THE TASK
Reproduce, word for word, the stretch of the forum reply on comparing Magic plays from "Or maybe you came" through "who knows, right?).".

SOURCE EXCERPT
-- -- --

This is an incredibly complicated question. First off, I wonder why you want to compare two plays that come in defferent scenarios. In a normal game of Magic you will never be forced to choose between those two plays you presented. So I guess your question is purely theoretical (although it is still hard to define what the goal of such a comparison would be).

Basically you are asking "is the expected win percentage (EWP) in a match after doing a certain play minus the EWP after not doing that play a good metric for comparing Magic plays?". And whether a metric is good depends on what you want to know.

Obviously the most useful comparisons are between two plays in the same scenario. In that case we can probably agree that the proposed method is good, because it finds what we call "the optimal play" (the play after which you have the highest EWP). We still have little to no means of calculating it though. When you have different scenarios, things get more complex. Do you want to learn one play and know which one gives you the highest overall expected MWP? Then you have to also look at things like the metagame presence of decks and the likelihood of a certain scenario in a given matchup. You would even have to check your chances of playing a certain deck (because after you choose a deck, a maximum of one of these plays stays open to you).

Or maybe you want to choose a deck? And you have your spreadsheet with all of the possible scenarios that can happen in a game of Magic. So you look at these two plays and you think: is the Burn play better for my Burn vs the field strategy or the Twister play for my whateverplaystwister vs the field strategy? To know that, you need to, again, know the chances of that scenario coming up. Then you can see how much your percentages vs the field changed and you can choose a deck based on updated values.

Or maybe you came up with some crazy heuristic that will revolutionize Magic-playing bots. And somewhere under the hood you just NEED to know the difference in EWPs that you mentioned. Here obviously this information is very useful (the scenario itself is purely theoretical, but who knows, right?).

So I think you see the pattern. In a real world it is hard to imagine a situation when you want to compare two plays in completely different scenarios. If you want to just be theoretical, then you need to define what are you talking about, as "mathematically identical" is not very precise (depends what is used to measure identity). Different goals can lead to different answers.

However, we still have to remember that even should this kind of measure ever proof useful, we don't have any ways to reasonably estimate it (other than learning from the data, but I don't think we will ever have enough data to analyze the very rare and specific scenarios).

PS: Let's say both scenarios are equaly likely (which is usually just false). Then from the perspective of overall expected MWP those two plays are the same. BUT. Maybe your matchup vs Storm is great and against Burn you basically just lose. And you only have time to learn one play before the tournament. Also, you want the best chance of a money finish. In this case, notice that if you learn the Storm play, your MWP has more variance than it would have if you learned the Burn play. If your expected finish isn't too high before choosing which play to learn, you might want higher variance! (Your expected finish is the same with learning either play, but your range of likely finishes is wider with more variance. So provided that you don't care about a finish unless it is a money finish and money is being given only to the very best finishes, more variance - the Storm play - is better).

Alright, now I'm done

-- -- --

RECORD EXTRACTS
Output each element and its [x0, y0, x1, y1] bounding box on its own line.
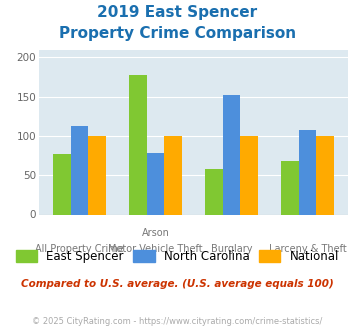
- Text: Larceny & Theft: Larceny & Theft: [269, 244, 346, 254]
- Text: Compared to U.S. average. (U.S. average equals 100): Compared to U.S. average. (U.S. average …: [21, 279, 334, 289]
- Bar: [147, 153, 164, 214]
- Bar: [164, 136, 182, 214]
- Text: Burglary: Burglary: [211, 244, 252, 254]
- Text: Arson: Arson: [142, 228, 169, 238]
- Bar: [240, 136, 258, 214]
- Bar: [71, 126, 88, 214]
- Text: Motor Vehicle Theft: Motor Vehicle Theft: [108, 244, 203, 254]
- Text: Property Crime Comparison: Property Crime Comparison: [59, 26, 296, 41]
- Bar: [316, 136, 334, 214]
- Text: © 2025 CityRating.com - https://www.cityrating.com/crime-statistics/: © 2025 CityRating.com - https://www.city…: [32, 317, 323, 326]
- Legend: East Spencer, North Carolina, National: East Spencer, North Carolina, National: [11, 245, 344, 268]
- Bar: [129, 76, 147, 214]
- Bar: [223, 95, 240, 214]
- Bar: [299, 130, 316, 214]
- Text: 2019 East Spencer: 2019 East Spencer: [97, 5, 258, 20]
- Bar: [53, 154, 71, 214]
- Bar: [205, 169, 223, 214]
- Text: All Property Crime: All Property Crime: [35, 244, 124, 254]
- Bar: [88, 136, 105, 214]
- Bar: [282, 161, 299, 214]
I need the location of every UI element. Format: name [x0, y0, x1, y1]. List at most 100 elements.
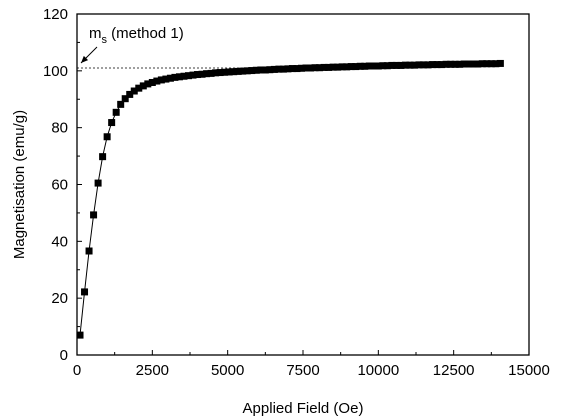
x-tick-label: 2500 — [136, 362, 169, 379]
data-point — [447, 60, 455, 68]
data-point — [338, 63, 346, 71]
y-tick-label: 40 — [51, 233, 68, 250]
data-point — [465, 60, 473, 68]
y-tick-label: 60 — [51, 177, 68, 194]
data-point — [139, 82, 147, 90]
data-point — [81, 288, 89, 296]
series-layer — [76, 59, 504, 339]
data-point — [451, 60, 459, 68]
data-point — [94, 179, 102, 187]
data-point — [85, 247, 93, 255]
x-tick-label: 7500 — [286, 362, 319, 379]
data-point — [184, 72, 192, 80]
data-point — [397, 61, 405, 69]
data-point — [234, 67, 242, 75]
y-tick-label: 80 — [51, 120, 68, 137]
data-point — [474, 60, 482, 68]
data-point — [126, 90, 134, 98]
data-point — [347, 63, 355, 71]
x-tick-label: 12500 — [433, 362, 475, 379]
data-point — [135, 84, 143, 92]
data-point — [243, 67, 251, 75]
data-point — [221, 68, 229, 76]
data-point — [392, 61, 400, 69]
data-point — [194, 71, 202, 79]
data-point — [374, 62, 382, 70]
data-point — [248, 67, 256, 75]
y-tick-label: 0 — [60, 347, 68, 364]
x-axis-title: Applied Field (Oe) — [243, 400, 364, 417]
data-point — [487, 60, 495, 68]
data-point — [429, 61, 437, 69]
data-point — [230, 68, 238, 76]
data-point — [424, 61, 432, 69]
x-tick-label: 10000 — [357, 362, 399, 379]
annotation-label: ms (method 1) — [89, 25, 184, 46]
annotation-rest: (method 1) — [107, 25, 184, 42]
y-axis-title: Magnetisation (emu/g) — [11, 110, 28, 259]
data-point — [180, 72, 188, 80]
data-point — [216, 69, 224, 77]
data-point — [415, 61, 423, 69]
data-point — [157, 76, 165, 84]
data-point — [420, 61, 428, 69]
data-point — [438, 61, 446, 69]
data-point — [130, 87, 138, 95]
data-point — [189, 71, 197, 79]
data-point — [288, 65, 296, 73]
data-point — [90, 211, 98, 219]
data-point — [166, 74, 174, 82]
data-point — [270, 65, 278, 73]
data-point — [343, 63, 351, 71]
data-point — [261, 66, 269, 74]
data-point — [361, 62, 369, 70]
data-point — [257, 66, 265, 74]
data-point — [99, 153, 107, 161]
data-point — [379, 62, 387, 70]
data-point — [171, 73, 179, 81]
data-point — [383, 62, 391, 70]
y-tick-label: 20 — [51, 290, 68, 307]
data-point — [108, 119, 116, 127]
data-point — [442, 60, 450, 68]
y-tick-label: 120 — [43, 6, 68, 23]
data-point — [469, 60, 477, 68]
data-point — [370, 62, 378, 70]
x-tick-label: 15000 — [508, 362, 550, 379]
data-point — [279, 65, 287, 73]
x-axis-ticks: 0 2500 5000 7500 10000 12500 15000 — [73, 350, 550, 379]
y-tick-label: 100 — [43, 63, 68, 80]
data-point — [492, 60, 500, 68]
ms-annotation: ms (method 1) — [80, 25, 184, 64]
data-point — [239, 67, 247, 75]
y-axis-ticks: 0 20 40 60 80 100 120 — [43, 6, 82, 364]
data-point — [225, 68, 233, 76]
data-point — [496, 59, 504, 67]
data-point — [365, 62, 373, 70]
data-point — [212, 69, 220, 77]
data-point — [76, 331, 84, 339]
data-point — [302, 64, 310, 72]
data-point — [456, 60, 464, 68]
data-point — [103, 133, 111, 141]
data-point — [162, 75, 170, 83]
data-point — [121, 95, 129, 103]
data-point — [284, 65, 292, 73]
data-point — [307, 64, 315, 72]
data-point — [460, 60, 468, 68]
data-point — [297, 64, 305, 72]
series-line — [79, 62, 501, 336]
data-point — [388, 61, 396, 69]
data-point — [329, 63, 337, 71]
x-tick-label: 5000 — [211, 362, 244, 379]
data-point — [198, 70, 206, 78]
data-point — [112, 108, 120, 116]
data-point — [406, 61, 414, 69]
data-point — [117, 100, 125, 108]
data-point — [316, 64, 324, 72]
data-point — [252, 66, 260, 74]
data-point — [311, 64, 319, 72]
data-point — [401, 61, 409, 69]
data-point — [266, 66, 274, 74]
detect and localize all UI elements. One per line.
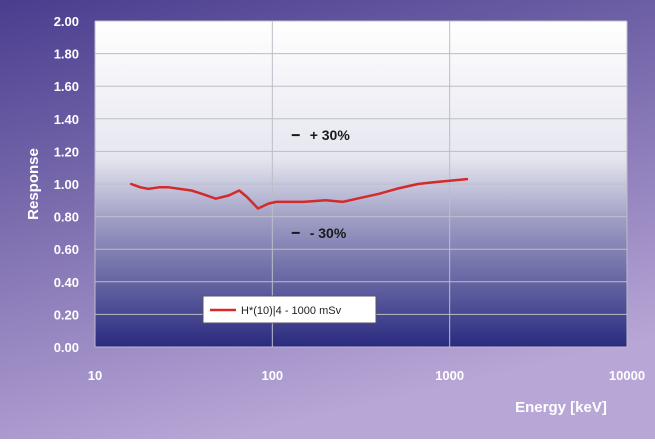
x-tick-label: 10000 [609,368,645,383]
annotation-label: - 30% [310,225,347,241]
x-axis-label: Energy [keV] [515,399,607,416]
y-tick-label: 0.40 [54,275,79,290]
y-tick-label: 1.40 [54,112,79,127]
y-tick-label: 0.20 [54,307,79,322]
y-tick-label: 0.00 [54,340,79,355]
y-tick-label: 0.80 [54,210,79,225]
y-tick-label: 1.80 [54,47,79,62]
grid-lines [94,20,628,348]
x-tick-labels: 10 100 1000 10000 [88,368,645,383]
annotations: + 30% - 30% [291,127,351,241]
y-tick-label: 0.60 [54,242,79,257]
x-tick-label: 10 [88,368,102,383]
annotation-label: + 30% [310,127,351,143]
y-tick-label: 2.00 [54,14,79,29]
y-axis-label: Response [25,148,42,220]
legend-label: H*(10)|4 - 1000 mSv [241,305,342,317]
legend: H*(10)|4 - 1000 mSv [202,295,377,324]
x-tick-label: 1000 [435,368,464,383]
x-tick-label: 100 [261,368,283,383]
series-line [129,177,469,210]
y-tick-labels: 0.00 0.20 0.40 0.60 0.80 1.00 1.20 1.40 1.60 1.80… [54,14,79,355]
y-tick-label: 1.20 [54,144,79,159]
series-lines [129,177,469,210]
y-tick-label: 1.60 [54,79,79,94]
y-tick-label: 1.00 [54,177,79,192]
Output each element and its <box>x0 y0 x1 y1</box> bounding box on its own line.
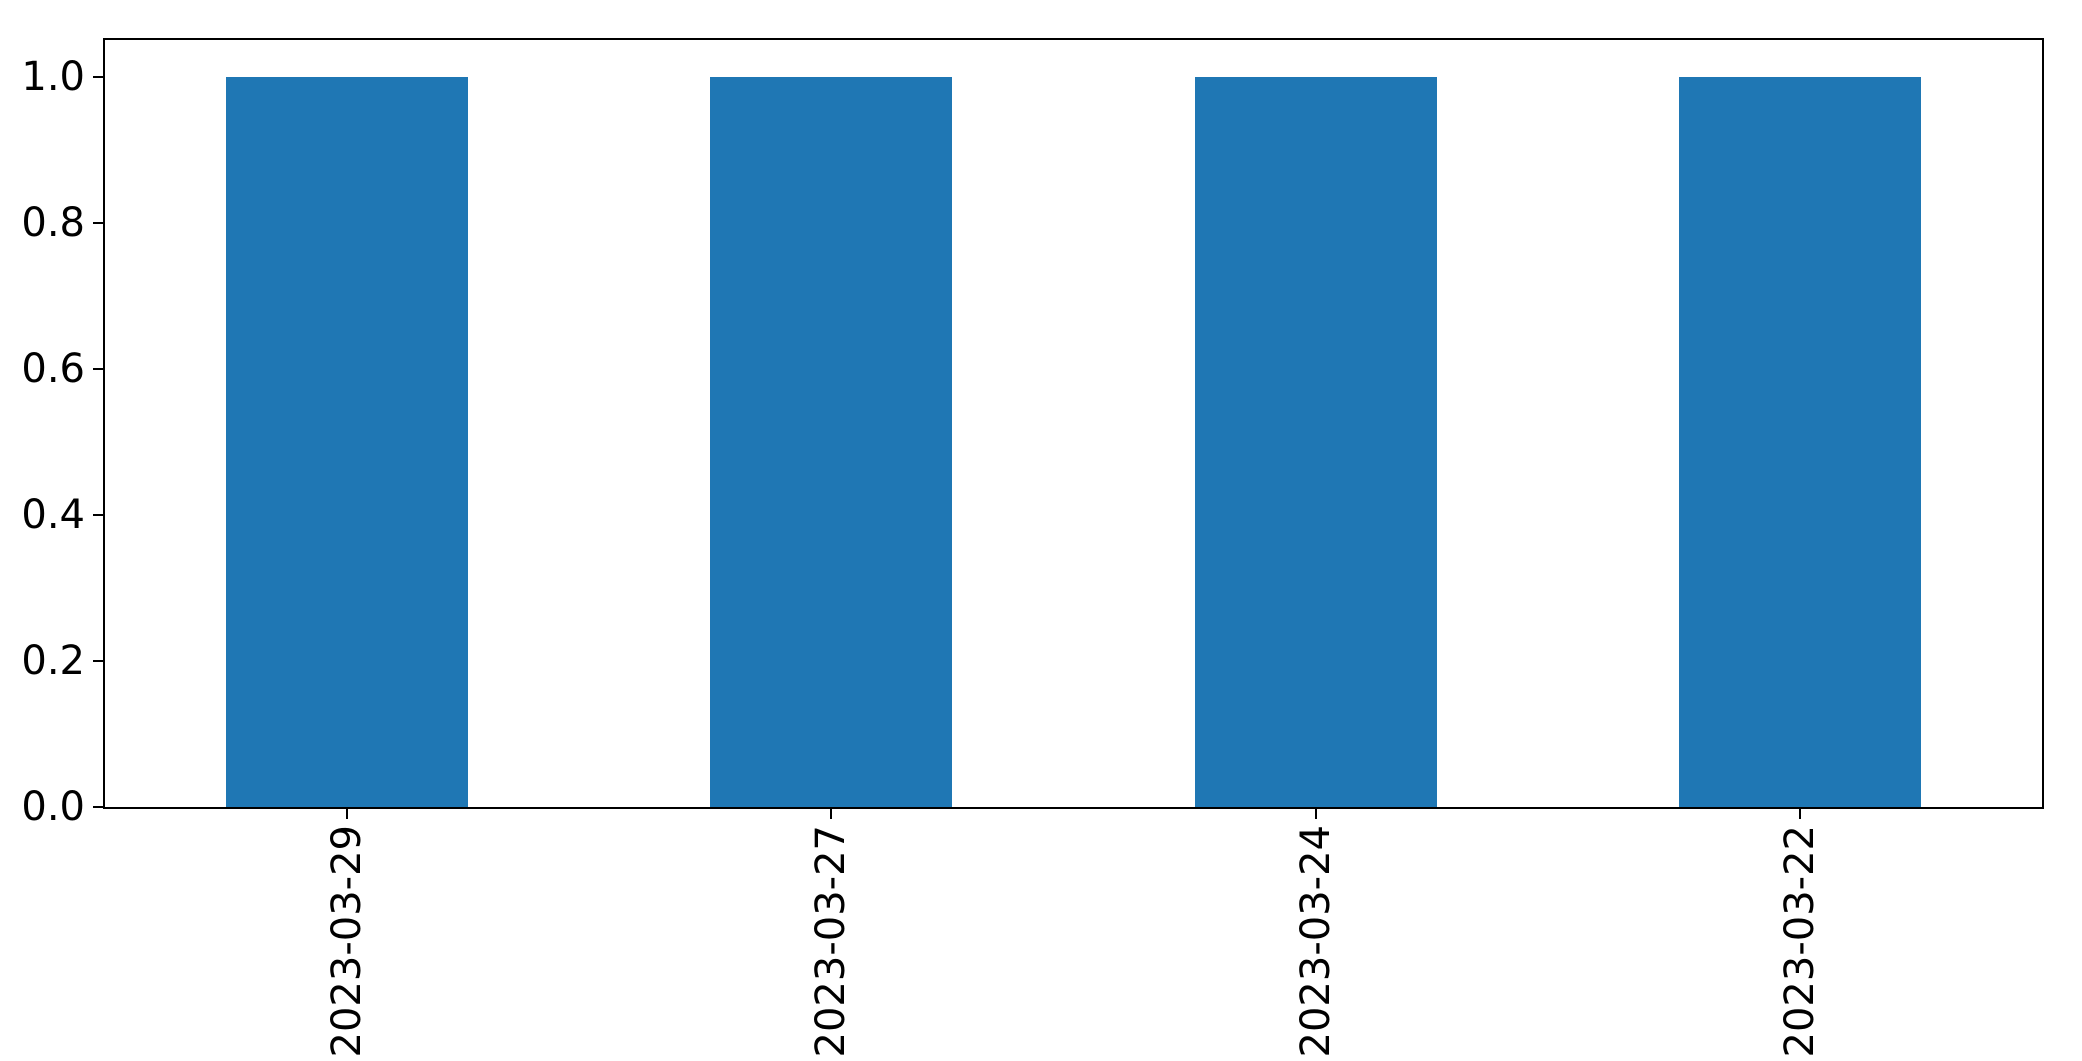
x-tick-label: 2023-03-22 <box>1776 825 1823 1058</box>
y-tick-label: 0.8 <box>21 199 85 246</box>
bar <box>1194 76 1437 807</box>
bar <box>710 76 953 807</box>
y-tick-label: 0.4 <box>21 491 85 538</box>
bar <box>1678 76 1921 807</box>
x-tick-mark <box>346 809 349 819</box>
y-tick-mark <box>93 221 103 224</box>
x-tick-label: 2023-03-27 <box>808 825 855 1058</box>
y-tick-label: 1.0 <box>21 53 85 100</box>
y-tick-mark <box>93 806 103 808</box>
y-tick-label: 0.0 <box>21 784 85 830</box>
y-tick-label: 0.2 <box>21 637 85 684</box>
y-tick-mark <box>93 75 103 78</box>
x-tick-mark <box>830 809 833 819</box>
x-tick-label: 2023-03-24 <box>1292 825 1339 1058</box>
y-tick-label: 0.6 <box>21 345 85 392</box>
x-tick-mark <box>1314 809 1317 819</box>
bar <box>226 76 469 807</box>
y-tick-mark <box>93 513 103 516</box>
y-tick-mark <box>93 659 103 662</box>
x-tick-mark <box>1798 809 1801 819</box>
y-tick-mark <box>93 367 103 370</box>
plot-area: 2023-03-29 2023-03-27 2023-03-24 2023-03-22… <box>21 38 2044 1057</box>
x-tick-label: 2023-03-29 <box>324 825 371 1058</box>
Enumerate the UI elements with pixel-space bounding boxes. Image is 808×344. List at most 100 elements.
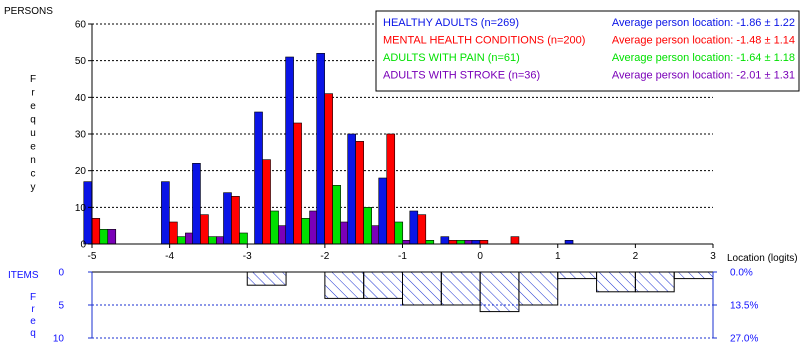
frequency-letter: F <box>30 74 36 85</box>
frequency-letter: e <box>30 101 36 112</box>
frequency-letter: q <box>30 115 36 126</box>
persons-bar <box>448 240 458 245</box>
legend-group-label: MENTAL HEALTH CONDITIONS (n=200) <box>383 35 585 47</box>
persons-y-tick-label: 50 <box>75 56 87 67</box>
persons-bar <box>316 53 325 245</box>
persons-bar <box>177 236 186 245</box>
persons-bar <box>270 210 279 245</box>
persons-bar <box>440 236 450 245</box>
location-x-tick-label: 2 <box>633 251 639 262</box>
items-gridlines <box>92 304 713 339</box>
persons-bar <box>99 229 109 245</box>
items-bar <box>673 271 714 280</box>
legend-box <box>375 10 800 92</box>
location-x-tick-label: -5 <box>88 251 97 262</box>
freq-letter: q <box>30 328 36 339</box>
persons-bar <box>355 141 364 245</box>
location-x-tick-label: -4 <box>165 251 174 262</box>
legend-average-location: Average person location: -1.48 ± 1.14 <box>612 35 795 47</box>
location-x-tick-label: -3 <box>243 251 252 262</box>
persons-bar <box>510 236 520 245</box>
legend-average-location: Average person location: -1.86 ± 1.22 <box>612 17 795 29</box>
persons-bar <box>332 185 341 245</box>
items-percent-tick-label: 0.0% <box>730 268 753 279</box>
legend-group-label: ADULTS WITH PAIN (n=61) <box>383 52 520 64</box>
persons-bar <box>347 133 356 245</box>
location-x-tick-label: 3 <box>710 251 716 262</box>
legend-group-label: ADULTS WITH STROKE (n=36) <box>383 70 540 82</box>
persons-bar <box>200 214 209 245</box>
items-bar <box>479 271 520 313</box>
items-y-ticks: 0 5 10 <box>53 268 92 344</box>
persons-bars <box>83 53 574 245</box>
frequency-letter: y <box>31 182 36 193</box>
persons-bar <box>425 240 435 245</box>
items-y-tick-label: 0 <box>58 268 64 279</box>
persons-bar <box>479 240 489 245</box>
persons-bar <box>169 221 178 245</box>
location-x-tick-label: -2 <box>320 251 329 262</box>
location-x-tick-label: 1 <box>555 251 561 262</box>
location-axis-label: Location (logits) <box>727 253 798 264</box>
persons-y-tick-label: 0 <box>80 240 86 251</box>
frequency-letter: c <box>31 169 36 180</box>
frequency-letter: n <box>30 155 36 166</box>
persons-y-ticks: 0 10 20 30 40 50 60 <box>75 20 92 251</box>
items-bar <box>246 271 287 286</box>
items-percent-tick-label: 13.5% <box>730 301 758 312</box>
persons-bar <box>456 240 466 245</box>
persons-bar <box>239 232 248 245</box>
persons-bar <box>386 133 396 245</box>
items-bar <box>596 271 636 293</box>
location-x-ticks: -5 -4 -3 -2 -1 0 1 2 3 <box>88 244 716 262</box>
items-percent-ticks: 0.0% 13.5% 27.0% <box>713 268 758 344</box>
items-bar <box>634 271 675 293</box>
persons-bar <box>293 122 302 245</box>
persons-bar <box>285 56 294 245</box>
persons-bar <box>394 221 404 245</box>
items-axis-title: ITEMS <box>8 270 39 281</box>
persons-bar <box>161 181 170 245</box>
items-bar <box>440 271 481 306</box>
persons-axis-title: PERSONS <box>4 6 53 17</box>
persons-bar <box>409 210 419 245</box>
persons-y-tick-label: 40 <box>75 93 87 104</box>
persons-bar <box>223 192 232 245</box>
items-bars <box>246 271 714 313</box>
items-percent-tick-label: 27.0% <box>730 334 758 344</box>
items-y-tick-label: 5 <box>58 301 64 312</box>
frequency-letter: u <box>30 128 36 139</box>
persons-y-tick-label: 30 <box>75 130 87 141</box>
persons-bar <box>231 196 240 245</box>
location-x-tick-label: -1 <box>398 251 407 262</box>
legend-group-label: HEALTHY ADULTS (n=269) <box>383 17 519 29</box>
items-bar <box>324 271 365 299</box>
persons-bar <box>208 236 217 245</box>
legend-average-location: Average person location: -1.64 ± 1.18 <box>612 52 795 64</box>
persons-bar <box>363 207 372 245</box>
persons-bar <box>417 214 427 245</box>
persons-bar <box>91 218 101 245</box>
persons-y-tick-label: 10 <box>75 203 87 214</box>
persons-bar <box>262 159 271 245</box>
items-bar <box>518 271 559 306</box>
persons-bar <box>378 177 388 245</box>
items-bar <box>557 271 598 280</box>
legend: HEALTHY ADULTS (n=269) Average person loc… <box>375 10 800 92</box>
persons-bar <box>564 240 574 245</box>
items-bar <box>402 271 442 306</box>
freq-letter: e <box>30 316 36 327</box>
frequency-letter: r <box>31 88 35 99</box>
persons-bar <box>324 93 333 245</box>
freq-letter: F <box>30 292 36 303</box>
frequency-letter: e <box>30 142 36 153</box>
persons-y-tick-label: 60 <box>75 20 87 31</box>
freq-letter: r <box>31 304 35 315</box>
persons-y-tick-label: 20 <box>75 166 87 177</box>
location-x-tick-label: 0 <box>477 251 483 262</box>
items-bar <box>363 271 403 299</box>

-- -- --

SOLUTION
Or maybe you came up with some crazy heuristic that will revolutionize Magic-playing bots. And somewhere under the hood you just NEED to know the difference in EWPs that you mentioned. Here obviously this information is very useful (the scenario itself is purely theoretical, but who knows, right?).